_TRABALHO A REALIZAR_
Prolongue o texto sobre os ataques com drones em África a partir da última frase apresentada.

A primeira bomba explodiu a poucos metros do posto de saúde local, numa aldeia rural do Mali, provocando a fuga de pessoas e animais. A segunda atingiu um barracão próximo.

Os ataques de drones na aldeia de Amasrakad, a 16 de março, mataram 13 mulheres e crianças e feriram muitas outras, segundo a Amnistia Internacional. Horas mais tarde, um porta-voz do exército apareceu na televisão estatal para dizer que tinha efectuado um ataque na área visando “combatentes islâmicos”.

No dia seguinte, um outro ataque com drones na Somália, do outro lado do continente, matou mais de 20 civis, o que mostra como os drones de combate de fabrico estrangeiro mudaram a guerra em África – em guerras civis na Etiópia, no Sudão e na Líbia, e contrainsurreições na Nigéria, na Somália e na região do Sahel. Os ataques também sublinham como os civis estão a suportar o peso da falta de formação adequada dos pilotos e das falhas nos serviços de informação.

Nos últimos cinco anos, os governos africanos, sem dinheiro e com exércitos mal equipados, optaram por drones de empresas como a turca Baykar e a estatal Aviation Industry Corp. of China, de Pequim – muitas vezes adquiridos no âmbito de acordos de segurança bilaterais e muito mais baratos do que os caças tradicionais. Ao mesmo tempo, as mortes de civis por drones e ataques aéreos dispararam na África para 1.418 em 2023, de 149 em 2020, de acordo com dados do Projeto de Dados de Localização e Eventos de Conflitos Armados.

“Não se trata da tecnologia, mas de como eles são usados, e estamos a ver um padrão deles sendo utilizados de maneiras que estão a causar muitos danos aos civis”, disse Nathan Allen, professor associado do Centro de Estudos Estratégicos da África do departamento de defesa dos EUA.

_LINHAS ARMAZENADAS_
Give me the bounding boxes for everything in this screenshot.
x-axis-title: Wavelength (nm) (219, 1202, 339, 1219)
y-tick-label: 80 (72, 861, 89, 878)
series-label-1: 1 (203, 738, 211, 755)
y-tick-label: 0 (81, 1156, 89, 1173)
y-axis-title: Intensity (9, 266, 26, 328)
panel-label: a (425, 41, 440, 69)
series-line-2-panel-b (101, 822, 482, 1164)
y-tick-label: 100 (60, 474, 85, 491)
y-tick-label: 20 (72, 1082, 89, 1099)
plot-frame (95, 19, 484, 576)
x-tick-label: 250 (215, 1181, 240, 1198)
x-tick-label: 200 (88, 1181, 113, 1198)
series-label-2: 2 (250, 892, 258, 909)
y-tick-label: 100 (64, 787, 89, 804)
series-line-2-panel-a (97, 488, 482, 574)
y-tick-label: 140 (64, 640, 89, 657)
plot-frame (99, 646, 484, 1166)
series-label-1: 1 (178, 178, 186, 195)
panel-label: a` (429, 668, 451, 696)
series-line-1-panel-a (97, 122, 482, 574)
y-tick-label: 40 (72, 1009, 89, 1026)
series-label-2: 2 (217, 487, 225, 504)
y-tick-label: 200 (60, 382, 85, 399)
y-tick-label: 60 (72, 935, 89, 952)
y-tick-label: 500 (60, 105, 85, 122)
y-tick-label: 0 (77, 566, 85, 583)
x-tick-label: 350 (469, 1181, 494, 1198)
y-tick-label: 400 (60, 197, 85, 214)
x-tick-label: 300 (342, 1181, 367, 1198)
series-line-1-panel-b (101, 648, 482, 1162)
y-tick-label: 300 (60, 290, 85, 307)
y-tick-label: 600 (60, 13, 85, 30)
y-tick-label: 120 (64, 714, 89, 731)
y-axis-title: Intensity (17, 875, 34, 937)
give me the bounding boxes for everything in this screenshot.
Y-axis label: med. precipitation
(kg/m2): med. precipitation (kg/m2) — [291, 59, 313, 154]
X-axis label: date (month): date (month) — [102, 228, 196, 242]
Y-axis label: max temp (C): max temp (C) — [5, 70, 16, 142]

_EXERCÍCIO RESOLVIDO_
Este facto decorre de um problema mais vasto com que se deparam as nações africanas – em muitas delas, a morte de civis é comum durante as operações militares, especialmente nas que enfrentam insurreições armadas, devido a exércitos mal treinados ou a líderes com pouca consideração pelos direitos humanos.

“A incapacidade de distinguir os civis dos alvos militares é, desde há muito, uma caraterística das operações terrestres”, disse Corinne Dufka, analista independente sobre o Sahel e antiga directora da Human Rights Watch para a África Ocidental. “A morte de dezenas de civis durante os ataques de drones a mercados e funerais cheios de gente, especialmente no Burkina Faso, sugere que o mesmo pode acontecer na condução das operações aéreas.”

Num estudo de 2022, Allen concluiu que mais de um terço dos países africanos tinha adquirido drones. Ele acredita que a grande maioria tem a tecnologia, seja para vigilância ou operações de combate. Os modelos de combate utilizados pela maior parte dos governos africanos – que, segundo algumas estimativas, custam centenas de milhares de dólares por um Shahed iraniano, 1 a 2 milhões de dólares por drones Wing Loong II e até 6 milhões de dólares pelo Bayraktar TB2 da Baykar – são uma fração do custo de um avião de combate.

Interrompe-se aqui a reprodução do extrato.